=== Required task ===
Your task is to locate every line holding the string "Ayala" and to copy each of them.

=== Provided entries ===

--

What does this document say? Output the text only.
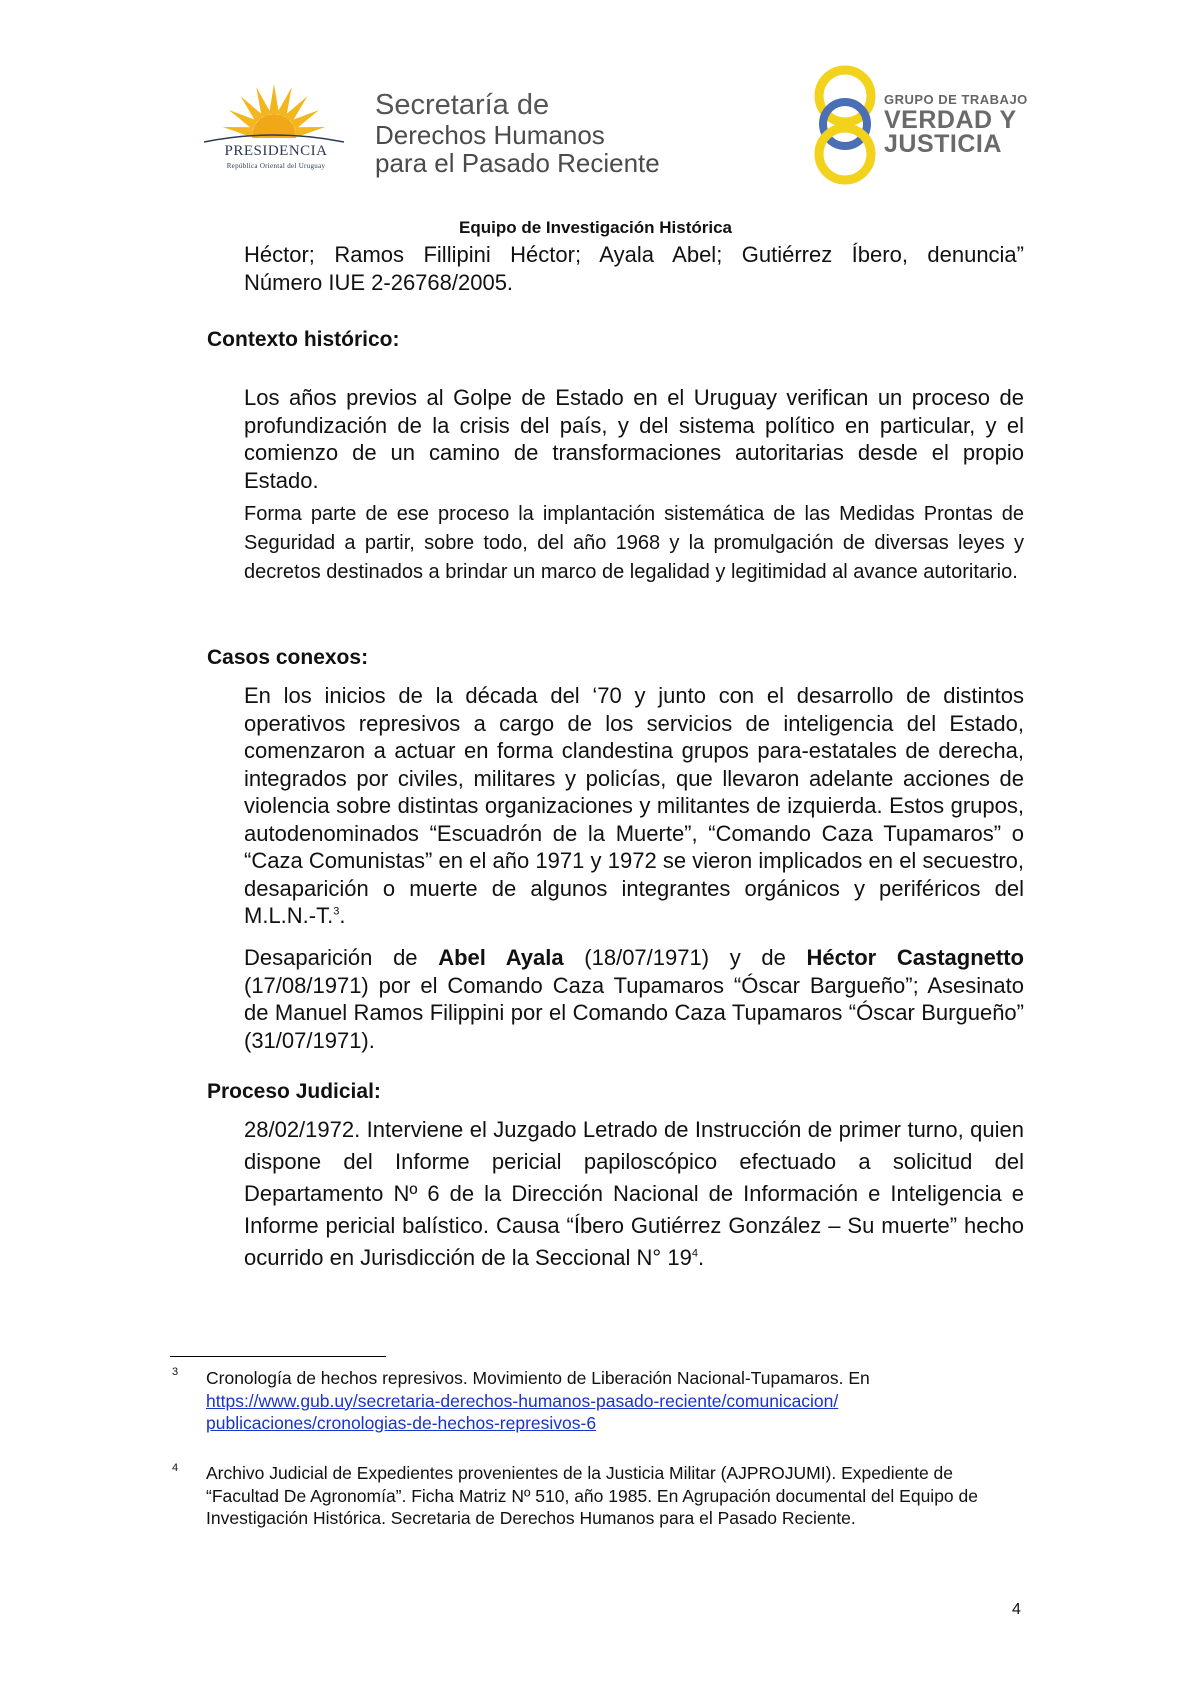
PRESIDENCIA
República Oriental del Uruguay
Secretaría de
Derechos Humanos
para el Pasado Reciente
GRUPO DE TRABAJO
VERDAD Y
JUSTICIA
Equipo de Investigación Histórica
Héctor; Ramos Fillipini Héctor; Ayala Abel; Gutiérrez Íbero, denuncia”
Número IUE 2-26768/2005.
Contexto histórico:
Los años previos al Golpe de Estado en el Uruguay verifican un proceso de profundización de la crisis del país, y del sistema político en particular, y el comienzo de un camino de transformaciones autoritarias desde el propio Estado.
Forma parte de ese proceso la implantación sistemática de las Medidas Prontas de Seguridad a partir, sobre todo, del año 1968 y la promulgación de diversas leyes y decretos destinados a brindar un marco de legalidad y legitimidad al avance autoritario.
Casos conexos:
En los inicios de la década del ‘70 y junto con el desarrollo de distintos operativos represivos a cargo de los servicios de inteligencia del Estado, comenzaron a actuar en forma clandestina grupos para-estatales de derecha, integrados por civiles, militares y policías, que llevaron adelante acciones de violencia sobre distintas organizaciones y militantes de izquierda. Estos grupos, autodenominados “Escuadrón de la Muerte”, “Comando Caza Tupamaros” o “Caza Comunistas” en el año 1971 y 1972 se vieron implicados en el secuestro, desaparición o muerte de algunos integrantes orgánicos y periféricos del M.L.N.-T.$^3$.
Desaparición de Abel Ayala (18/07/1971) y de Héctor Castagnetto (17/08/1971) por el Comando Caza Tupamaros “Óscar Bargueño”; Asesinato de Manuel Ramos Filippini por el Comando Caza Tupamaros “Óscar Burgueño” (31/07/1971).
Proceso Judicial:
28/02/1972. Interviene el Juzgado Letrado de Instrucción de primer turno, quien dispone del Informe pericial papiloscópico efectuado a solicitud del Departamento Nº 6 de la Dirección Nacional de Información e Inteligencia e Informe pericial balístico. Causa “Íbero Gutiérrez González – Su muerte” hecho ocurrido en Jurisdicción de la Seccional N° $19^4$.
3 Cronología de hechos represivos. Movimiento de Liberación Nacional-Tupamaros. En
https://www.gub.uy/secretaria-derechos-humanos-pasado-reciente/comunicacion/
publicaciones/cronologias-de-hechos-represivos-6
4 Archivo Judicial de Expedientes provenientes de la Justicia Militar (AJPROJUMI). Expediente de “Facultad De Agronomía”. Ficha Matriz Nº 510, año 1985. En Agrupación documental del Equipo de Investigación Histórica. Secretaria de Derechos Humanos para el Pasado Reciente.
4
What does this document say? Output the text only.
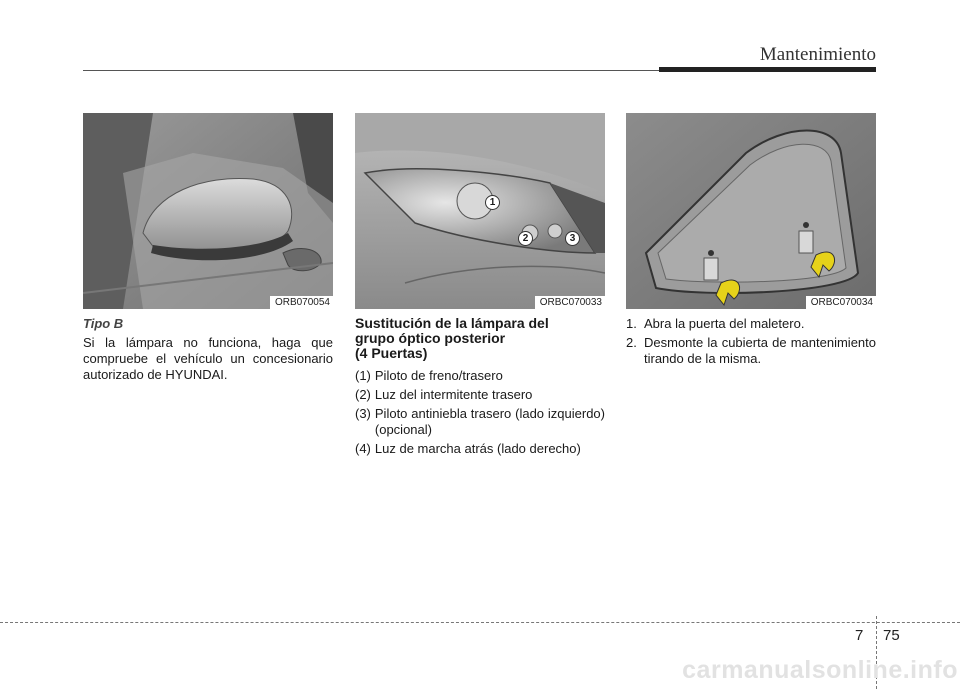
Mantenimiento
ORB070054
1
2	3
ORBC070033	ORBC070034
Tipo B
Si la lámpara no funciona, haga que compruebe el vehículo un concesionario autorizado de HYUNDAI.
Sustitución de la lámpara del
grupo óptico posterior
(4 Puertas)
(1) Piloto de freno/trasero
(2) Luz del intermitente trasero
(3) Piloto antiniebla trasero (lado izquierdo) (opcional)
(4) Luz de marcha atrás (lado derecho)
1. Abra la puerta del maletero.
2. Desmonte la cubierta de mantenimiento tirando de la misma.
7 75
carmanualsonline.info
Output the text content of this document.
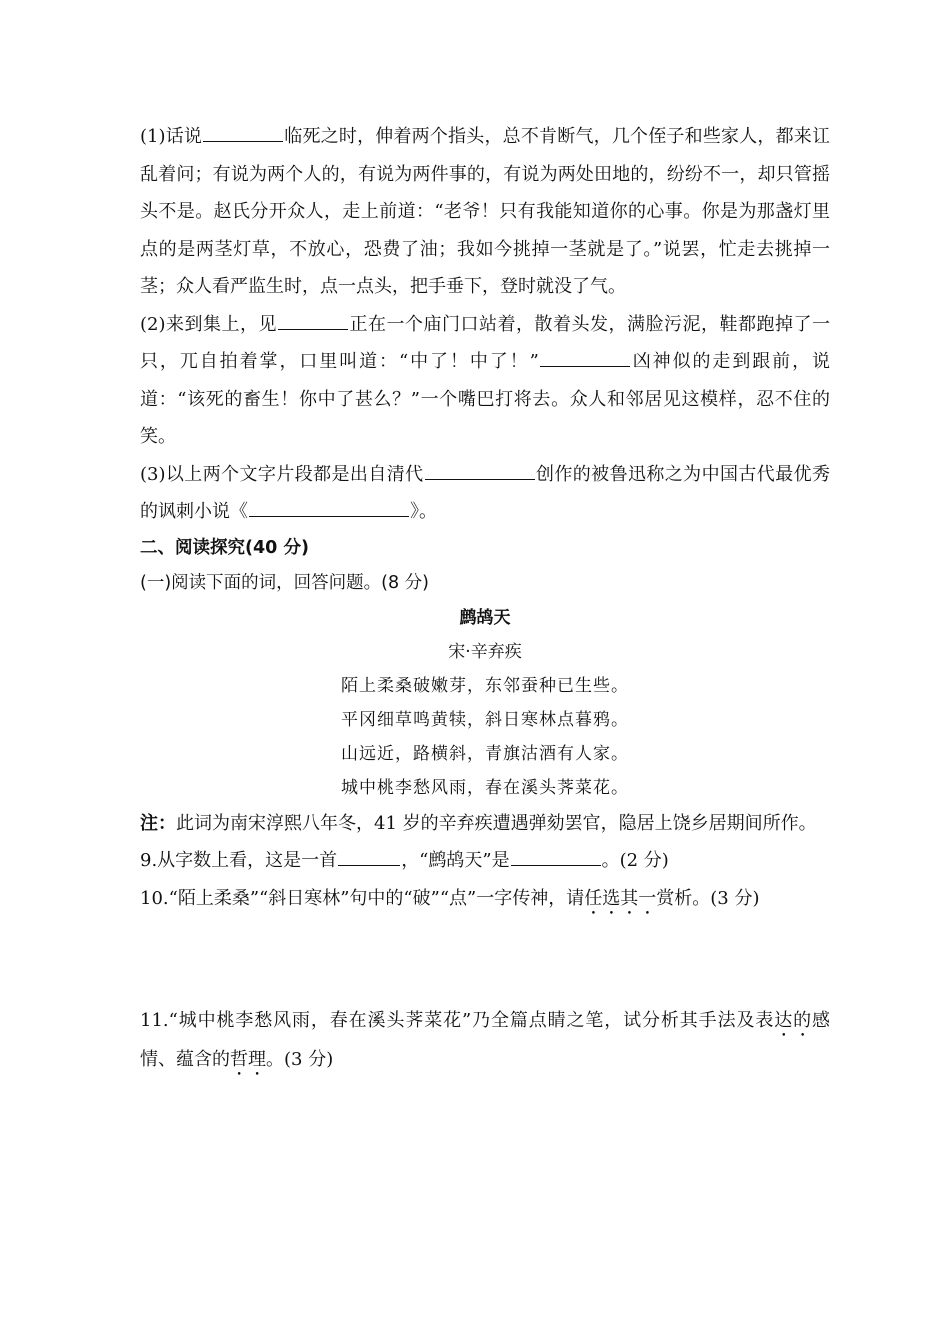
(1)话说	临死之时，伸着两个指头，总不肯断气，几个侄子和些家人，都来讧乱着问；有说为两个人的，有说为两件事的，有说为两处田地的，纷纷不一，却只管摇头不是。赵氏分开众人，走上前道：“老爷！只有我能知道你的心事。你是为那盏灯里点的是两茎灯草，不放心，恐费了油；我如今挑掉一茎就是了。”说罢，忙走去挑掉一茎；众人看严监生时，点一点头，把手垂下，登时就没了气。

(2)来到集上，见	正在一个庙门口站着，散着头发，满脸污泥，鞋都跑掉了一只，兀自拍着掌，口里叫道：“中了！中了！”	凶神似的走到跟前，说道：“该死的畜生！你中了甚么？”一个嘴巴打将去。众人和邻居见这模样，忍不住的笑。

(3)以上两个文字片段都是出自清代	创作的被鲁迅称之为中国古代最优秀的讽刺小说《	》。

二、阅读探究(40 分)

(一)阅读下面的词，回答问题。(8 分)

鹧鸪天

宋·辛弃疾

陌上柔桑破嫩芽，东邻蚕种已生些。

平冈细草鸣黄犊，斜日寒林点暮鸦。

山远近，路横斜，青旗沽酒有人家。

城中桃李愁风雨，春在溪头荠菜花。

注：此词为南宋淳熙八年冬，41 岁的辛弃疾遭遇弹劾罢官，隐居上饶乡居期间所作。

9.从字数上看，这是一首	，“鹧鸪天”是	。(2 分)

10.“陌上柔桑”“斜日寒林”句中的“破”“点”一字传神，请任选其一赏析。(3 分)

11.“城中桃李愁风雨，春在溪头荠菜花”乃全篇点睛之笔，试分析其手法及表达的感情、蕴含的哲理。(3 分)
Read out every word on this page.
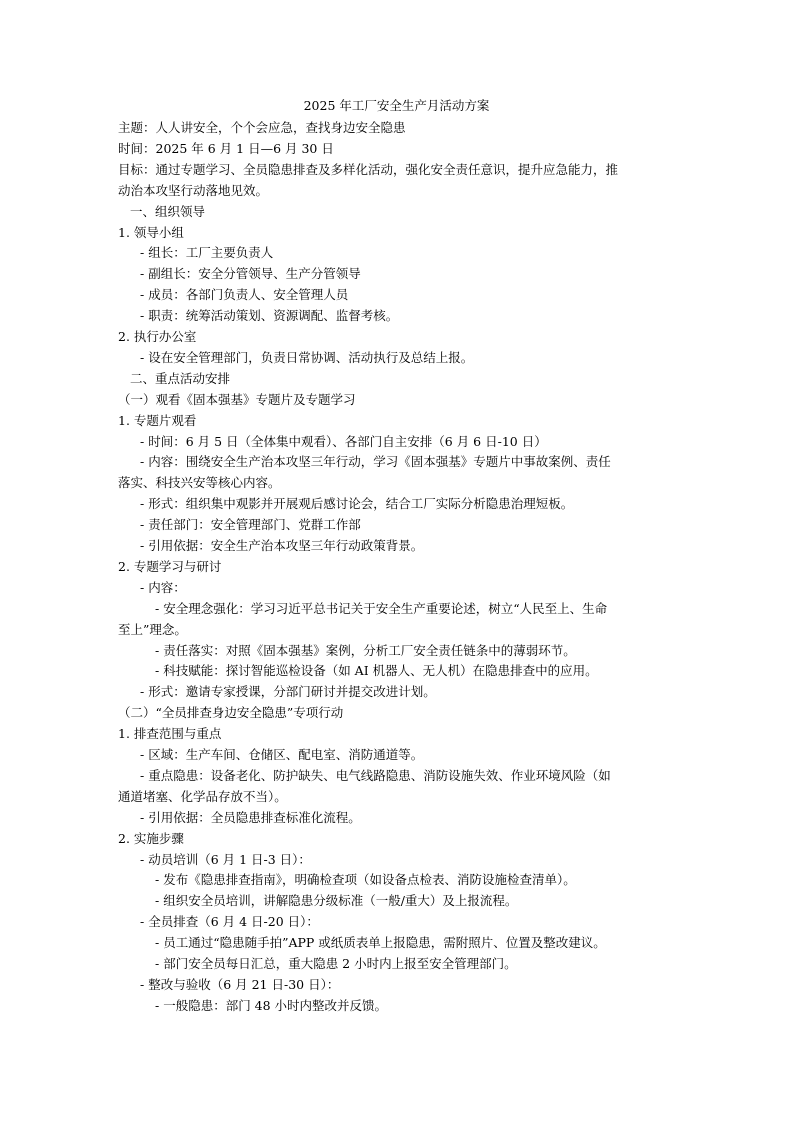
2025 年工厂安全生产月活动方案
主题：人人讲安全，个个会应急，查找身边安全隐患
时间：2025 年 6 月 1 日—6 月 30 日
目标：通过专题学习、全员隐患排查及多样化活动，强化安全责任意识，提升应急能力，推
动治本攻坚行动落地见效。
一、组织领导
1. 领导小组
- 组长：工厂主要负责人
- 副组长：安全分管领导、生产分管领导
- 成员：各部门负责人、安全管理人员
- 职责：统筹活动策划、资源调配、监督考核。
2. 执行办公室
- 设在安全管理部门，负责日常协调、活动执行及总结上报。
二、重点活动安排
（一）观看《固本强基》专题片及专题学习
1. 专题片观看
- 时间：6 月 5 日（全体集中观看）、各部门自主安排（6 月 6 日-10 日）
- 内容：围绕安全生产治本攻坚三年行动，学习《固本强基》专题片中事故案例、责任
落实、科技兴安等核心内容。
- 形式：组织集中观影并开展观后感讨论会，结合工厂实际分析隐患治理短板。
- 责任部门：安全管理部门、党群工作部
- 引用依据：安全生产治本攻坚三年行动政策背景。
2. 专题学习与研讨
- 内容：
- 安全理念强化：学习习近平总书记关于安全生产重要论述，树立“人民至上、生命
至上”理念。
- 责任落实：对照《固本强基》案例，分析工厂安全责任链条中的薄弱环节。
- 科技赋能：探讨智能巡检设备（如 AI 机器人、无人机）在隐患排查中的应用。
- 形式：邀请专家授课，分部门研讨并提交改进计划。
（二）“全员排查身边安全隐患”专项行动
1. 排查范围与重点
- 区域：生产车间、仓储区、配电室、消防通道等。
- 重点隐患：设备老化、防护缺失、电气线路隐患、消防设施失效、作业环境风险（如
通道堵塞、化学品存放不当）。
- 引用依据：全员隐患排查标准化流程。
2. 实施步骤
- 动员培训（6 月 1 日-3 日）：
- 发布《隐患排查指南》，明确检查项（如设备点检表、消防设施检查清单）。
- 组织安全员培训，讲解隐患分级标准（一般/重大）及上报流程。
- 全员排查（6 月 4 日-20 日）：
- 员工通过“隐患随手拍”APP 或纸质表单上报隐患，需附照片、位置及整改建议。
- 部门安全员每日汇总，重大隐患 2 小时内上报至安全管理部门。
- 整改与验收（6 月 21 日-30 日）：
- 一般隐患：部门 48 小时内整改并反馈。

--

=== Exercise response ===
Héctor; Ramos Fillipini Héctor; Ayala Abel; Gutiérrez Íbero, denuncia”
Desaparición de Abel Ayala (18/07/1971) y de Héctor Castagnetto (17/08/1971) por el Comando Caza Tupamaros “Óscar Bargueño”; Asesinato de Manuel Ramos Filippini por el Comando Caza Tupamaros “Óscar Burgueño” (31/07/1971).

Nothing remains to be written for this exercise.